(WHAT TO DO) Quote, without change, all of the lines that follow.

(RECORDS SUPPLIED)
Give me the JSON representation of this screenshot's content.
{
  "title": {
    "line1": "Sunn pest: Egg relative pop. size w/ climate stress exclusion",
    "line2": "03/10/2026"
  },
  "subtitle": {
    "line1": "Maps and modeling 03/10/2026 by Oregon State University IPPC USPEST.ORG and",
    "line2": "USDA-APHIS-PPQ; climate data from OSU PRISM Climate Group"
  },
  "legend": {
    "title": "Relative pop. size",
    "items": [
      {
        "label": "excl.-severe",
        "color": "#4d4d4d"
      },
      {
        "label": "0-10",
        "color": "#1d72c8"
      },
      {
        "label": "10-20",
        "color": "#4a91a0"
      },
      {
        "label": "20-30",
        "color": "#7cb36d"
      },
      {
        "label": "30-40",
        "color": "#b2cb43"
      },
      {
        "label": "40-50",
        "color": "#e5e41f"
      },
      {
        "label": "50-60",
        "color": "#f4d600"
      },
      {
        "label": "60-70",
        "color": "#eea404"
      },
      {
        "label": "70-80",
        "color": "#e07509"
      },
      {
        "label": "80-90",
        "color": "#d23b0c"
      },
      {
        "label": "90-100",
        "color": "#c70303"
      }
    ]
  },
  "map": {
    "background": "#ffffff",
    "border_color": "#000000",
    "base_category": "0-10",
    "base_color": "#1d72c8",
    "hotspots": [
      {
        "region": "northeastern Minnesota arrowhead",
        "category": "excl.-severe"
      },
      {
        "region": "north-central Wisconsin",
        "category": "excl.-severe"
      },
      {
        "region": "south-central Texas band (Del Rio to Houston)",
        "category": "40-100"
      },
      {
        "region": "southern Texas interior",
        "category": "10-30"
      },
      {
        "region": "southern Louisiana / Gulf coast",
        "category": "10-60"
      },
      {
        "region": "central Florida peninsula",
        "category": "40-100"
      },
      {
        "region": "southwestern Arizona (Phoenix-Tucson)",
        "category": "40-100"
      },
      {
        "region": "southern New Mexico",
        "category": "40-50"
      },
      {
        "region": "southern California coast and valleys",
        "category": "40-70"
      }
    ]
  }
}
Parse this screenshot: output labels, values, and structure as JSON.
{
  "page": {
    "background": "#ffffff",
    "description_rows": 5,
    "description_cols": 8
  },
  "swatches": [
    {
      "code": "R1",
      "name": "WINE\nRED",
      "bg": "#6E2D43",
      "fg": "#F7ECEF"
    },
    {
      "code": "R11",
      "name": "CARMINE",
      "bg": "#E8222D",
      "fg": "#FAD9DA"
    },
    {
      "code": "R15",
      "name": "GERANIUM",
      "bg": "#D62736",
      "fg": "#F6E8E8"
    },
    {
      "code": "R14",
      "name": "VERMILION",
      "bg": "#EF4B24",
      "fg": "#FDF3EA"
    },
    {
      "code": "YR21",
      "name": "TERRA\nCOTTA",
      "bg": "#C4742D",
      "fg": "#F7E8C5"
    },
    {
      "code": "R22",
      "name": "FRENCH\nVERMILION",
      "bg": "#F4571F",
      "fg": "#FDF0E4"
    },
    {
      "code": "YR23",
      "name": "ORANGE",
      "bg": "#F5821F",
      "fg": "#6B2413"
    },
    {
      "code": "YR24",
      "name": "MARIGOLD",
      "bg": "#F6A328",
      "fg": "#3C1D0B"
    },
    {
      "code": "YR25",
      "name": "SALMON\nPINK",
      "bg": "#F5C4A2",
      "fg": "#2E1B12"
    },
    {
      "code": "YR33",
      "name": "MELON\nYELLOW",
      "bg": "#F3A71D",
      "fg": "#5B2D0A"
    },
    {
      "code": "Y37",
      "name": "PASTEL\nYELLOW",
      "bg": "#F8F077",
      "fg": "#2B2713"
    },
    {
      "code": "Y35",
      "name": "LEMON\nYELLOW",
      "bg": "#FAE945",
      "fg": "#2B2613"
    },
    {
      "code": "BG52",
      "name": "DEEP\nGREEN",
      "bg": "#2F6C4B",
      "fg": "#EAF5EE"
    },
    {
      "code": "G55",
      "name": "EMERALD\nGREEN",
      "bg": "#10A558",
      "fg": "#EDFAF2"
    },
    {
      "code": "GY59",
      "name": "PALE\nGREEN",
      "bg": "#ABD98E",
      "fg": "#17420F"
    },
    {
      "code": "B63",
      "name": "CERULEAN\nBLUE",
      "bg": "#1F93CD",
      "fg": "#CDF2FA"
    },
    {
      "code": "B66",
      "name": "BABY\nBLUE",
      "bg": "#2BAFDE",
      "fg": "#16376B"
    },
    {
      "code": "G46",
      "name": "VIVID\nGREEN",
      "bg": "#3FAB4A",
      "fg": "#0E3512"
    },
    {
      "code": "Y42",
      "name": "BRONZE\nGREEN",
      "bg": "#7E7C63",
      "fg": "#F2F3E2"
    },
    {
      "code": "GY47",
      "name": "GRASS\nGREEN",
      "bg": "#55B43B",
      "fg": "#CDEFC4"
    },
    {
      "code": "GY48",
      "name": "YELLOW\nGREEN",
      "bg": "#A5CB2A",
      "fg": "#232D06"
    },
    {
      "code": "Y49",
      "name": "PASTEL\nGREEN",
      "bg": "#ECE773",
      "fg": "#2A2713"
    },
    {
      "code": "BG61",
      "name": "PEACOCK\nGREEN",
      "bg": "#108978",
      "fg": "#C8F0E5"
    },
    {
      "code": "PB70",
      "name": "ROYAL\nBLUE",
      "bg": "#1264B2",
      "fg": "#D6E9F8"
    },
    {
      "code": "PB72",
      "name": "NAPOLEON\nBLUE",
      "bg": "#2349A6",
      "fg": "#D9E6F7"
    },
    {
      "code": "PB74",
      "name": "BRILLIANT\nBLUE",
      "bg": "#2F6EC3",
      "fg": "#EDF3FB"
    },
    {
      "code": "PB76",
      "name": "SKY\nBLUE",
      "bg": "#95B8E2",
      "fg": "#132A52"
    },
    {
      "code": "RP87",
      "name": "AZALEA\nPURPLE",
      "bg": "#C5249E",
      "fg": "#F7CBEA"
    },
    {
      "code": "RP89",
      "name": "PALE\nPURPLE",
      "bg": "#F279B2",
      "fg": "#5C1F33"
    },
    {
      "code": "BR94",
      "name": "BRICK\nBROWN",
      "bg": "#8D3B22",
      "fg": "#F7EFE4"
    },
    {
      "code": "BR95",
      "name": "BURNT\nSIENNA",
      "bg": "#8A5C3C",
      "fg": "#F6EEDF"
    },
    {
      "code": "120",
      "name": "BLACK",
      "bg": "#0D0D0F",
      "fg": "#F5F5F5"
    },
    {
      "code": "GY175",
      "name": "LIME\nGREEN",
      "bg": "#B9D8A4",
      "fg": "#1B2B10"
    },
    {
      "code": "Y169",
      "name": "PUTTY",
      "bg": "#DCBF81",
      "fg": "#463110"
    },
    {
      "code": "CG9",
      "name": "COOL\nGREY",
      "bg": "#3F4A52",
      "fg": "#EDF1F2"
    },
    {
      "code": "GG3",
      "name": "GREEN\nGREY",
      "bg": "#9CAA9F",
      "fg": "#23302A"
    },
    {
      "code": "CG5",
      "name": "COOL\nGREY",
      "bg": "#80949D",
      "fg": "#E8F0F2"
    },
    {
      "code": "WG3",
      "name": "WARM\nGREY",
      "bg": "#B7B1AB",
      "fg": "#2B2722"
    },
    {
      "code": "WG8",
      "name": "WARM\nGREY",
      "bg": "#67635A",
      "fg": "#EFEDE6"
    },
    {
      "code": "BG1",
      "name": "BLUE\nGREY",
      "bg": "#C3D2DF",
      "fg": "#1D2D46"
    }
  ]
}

(OUTPUT)
Give me the JSON representation of this screenshot's content.
{
  "title": {
    "line1": "Sunn pest: Egg relative pop. size w/ climate stress exclusion",
    "line2": "03/10/2026"
  },
  "subtitle": {
    "line1": "Maps and modeling 03/10/2026 by Oregon State University IPPC USPEST.ORG and",
    "line2": "USDA-APHIS-PPQ; climate data from OSU PRISM Climate Group"
  },
  "legend": {
    "title": "Relative pop. size",
    "items": [
      {
        "label": "excl.-severe",
        "color": "#4d4d4d"
      },
      {
        "label": "0-10",
        "color": "#1d72c8"
      },
      {
        "label": "10-20",
        "color": "#4a91a0"
      },
      {
        "label": "20-30",
        "color": "#7cb36d"
      },
      {
        "label": "30-40",
        "color": "#b2cb43"
      },
      {
        "label": "40-50",
        "color": "#e5e41f"
      },
      {
        "label": "50-60",
        "color": "#f4d600"
      },
      {
        "label": "60-70",
        "color": "#eea404"
      },
      {
        "label": "70-80",
        "color": "#e07509"
      },
      {
        "label": "80-90",
        "color": "#d23b0c"
      },
      {
        "label": "90-100",
        "color": "#c70303"
      }
    ]
  },
  "map": {
    "background": "#ffffff",
    "border_color": "#000000",
    "base_category": "0-10",
    "base_color": "#1d72c8",
    "hotspots": [
      {
        "region": "northeastern Minnesota arrowhead",
        "category": "excl.-severe"
      },
      {
        "region": "north-central Wisconsin",
        "category": "excl.-severe"
      },
      {
        "region": "south-central Texas band (Del Rio to Houston)",
        "category": "40-100"
      },
      {
        "region": "southern Texas interior",
        "category": "10-30"
      },
      {
        "region": "southern Louisiana / Gulf coast",
        "category": "10-60"
      },
      {
        "region": "central Florida peninsula",
        "category": "40-100"
      },
      {
        "region": "southwestern Arizona (Phoenix-Tucson)",
        "category": "40-100"
      },
      {
        "region": "southern New Mexico",
        "category": "40-50"
      },
      {
        "region": "southern California coast and valleys",
        "category": "40-70"
      }
    ]
  }
}
Parse this screenshot: output labels, values, and structure as JSON.
{
  "page": {
    "background": "#ffffff",
    "description_rows": 5,
    "description_cols": 8
  },
  "swatches": [
    {
      "code": "R1",
      "name": "WINE\nRED",
      "bg": "#6E2D43",
      "fg": "#F7ECEF"
    },
    {
      "code": "R11",
      "name": "CARMINE",
      "bg": "#E8222D",
      "fg": "#FAD9DA"
    },
    {
      "code": "R15",
      "name": "GERANIUM",
      "bg": "#D62736",
      "fg": "#F6E8E8"
    },
    {
      "code": "R14",
      "name": "VERMILION",
      "bg": "#EF4B24",
      "fg": "#FDF3EA"
    },
    {
      "code": "YR21",
      "name": "TERRA\nCOTTA",
      "bg": "#C4742D",
      "fg": "#F7E8C5"
    },
    {
      "code": "R22",
      "name": "FRENCH\nVERMILION",
      "bg": "#F4571F",
      "fg": "#FDF0E4"
    },
    {
      "code": "YR23",
      "name": "ORANGE",
      "bg": "#F5821F",
      "fg": "#6B2413"
    },
    {
      "code": "YR24",
      "name": "MARIGOLD",
      "bg": "#F6A328",
      "fg": "#3C1D0B"
    },
    {
      "code": "YR25",
      "name": "SALMON\nPINK",
      "bg": "#F5C4A2",
      "fg": "#2E1B12"
    },
    {
      "code": "YR33",
      "name": "MELON\nYELLOW",
      "bg": "#F3A71D",
      "fg": "#5B2D0A"
    },
    {
      "code": "Y37",
      "name": "PASTEL\nYELLOW",
      "bg": "#F8F077",
      "fg": "#2B2713"
    },
    {
      "code": "Y35",
      "name": "LEMON\nYELLOW",
      "bg": "#FAE945",
      "fg": "#2B2613"
    },
    {
      "code": "BG52",
      "name": "DEEP\nGREEN",
      "bg": "#2F6C4B",
      "fg": "#EAF5EE"
    },
    {
      "code": "G55",
      "name": "EMERALD\nGREEN",
      "bg": "#10A558",
      "fg": "#EDFAF2"
    },
    {
      "code": "GY59",
      "name": "PALE\nGREEN",
      "bg": "#ABD98E",
      "fg": "#17420F"
    },
    {
      "code": "B63",
      "name": "CERULEAN\nBLUE",
      "bg": "#1F93CD",
      "fg": "#CDF2FA"
    },
    {
      "code": "B66",
      "name": "BABY\nBLUE",
      "bg": "#2BAFDE",
      "fg": "#16376B"
    },
    {
      "code": "G46",
      "name": "VIVID\nGREEN",
      "bg": "#3FAB4A",
      "fg": "#0E3512"
    },
    {
      "code": "Y42",
      "name": "BRONZE\nGREEN",
      "bg": "#7E7C63",
      "fg": "#F2F3E2"
    },
    {
      "code": "GY47",
      "name": "GRASS\nGREEN",
      "bg": "#55B43B",
      "fg": "#CDEFC4"
    },
    {
      "code": "GY48",
      "name": "YELLOW\nGREEN",
      "bg": "#A5CB2A",
      "fg": "#232D06"
    },
    {
      "code": "Y49",
      "name": "PASTEL\nGREEN",
      "bg": "#ECE773",
      "fg": "#2A2713"
    },
    {
      "code": "BG61",
      "name": "PEACOCK\nGREEN",
      "bg": "#108978",
      "fg": "#C8F0E5"
    },
    {
      "code": "PB70",
      "name": "ROYAL\nBLUE",
      "bg": "#1264B2",
      "fg": "#D6E9F8"
    },
    {
      "code": "PB72",
      "name": "NAPOLEON\nBLUE",
      "bg": "#2349A6",
      "fg": "#D9E6F7"
    },
    {
      "code": "PB74",
      "name": "BRILLIANT\nBLUE",
      "bg": "#2F6EC3",
      "fg": "#EDF3FB"
    },
    {
      "code": "PB76",
      "name": "SKY\nBLUE",
      "bg": "#95B8E2",
      "fg": "#132A52"
    },
    {
      "code": "RP87",
      "name": "AZALEA\nPURPLE",
      "bg": "#C5249E",
      "fg": "#F7CBEA"
    },
    {
      "code": "RP89",
      "name": "PALE\nPURPLE",
      "bg": "#F279B2",
      "fg": "#5C1F33"
    },
    {
      "code": "BR94",
      "name": "BRICK\nBROWN",
      "bg": "#8D3B22",
      "fg": "#F7EFE4"
    },
    {
      "code": "BR95",
      "name": "BURNT\nSIENNA",
      "bg": "#8A5C3C",
      "fg": "#F6EEDF"
    },
    {
      "code": "120",
      "name": "BLACK",
      "bg": "#0D0D0F",
      "fg": "#F5F5F5"
    },
    {
      "code": "GY175",
      "name": "LIME\nGREEN",
      "bg": "#B9D8A4",
      "fg": "#1B2B10"
    },
    {
      "code": "Y169",
      "name": "PUTTY",
      "bg": "#DCBF81",
      "fg": "#463110"
    },
    {
      "code": "CG9",
      "name": "COOL\nGREY",
      "bg": "#3F4A52",
      "fg": "#EDF1F2"
    },
    {
      "code": "GG3",
      "name": "GREEN\nGREY",
      "bg": "#9CAA9F",
      "fg": "#23302A"
    },
    {
      "code": "CG5",
      "name": "COOL\nGREY",
      "bg": "#80949D",
      "fg": "#E8F0F2"
    },
    {
      "code": "WG3",
      "name": "WARM\nGREY",
      "bg": "#B7B1AB",
      "fg": "#2B2722"
    },
    {
      "code": "WG8",
      "name": "WARM\nGREY",
      "bg": "#67635A",
      "fg": "#EFEDE6"
    },
    {
      "code": "BG1",
      "name": "BLUE\nGREY",
      "bg": "#C3D2DF",
      "fg": "#1D2D46"
    }
  ]
}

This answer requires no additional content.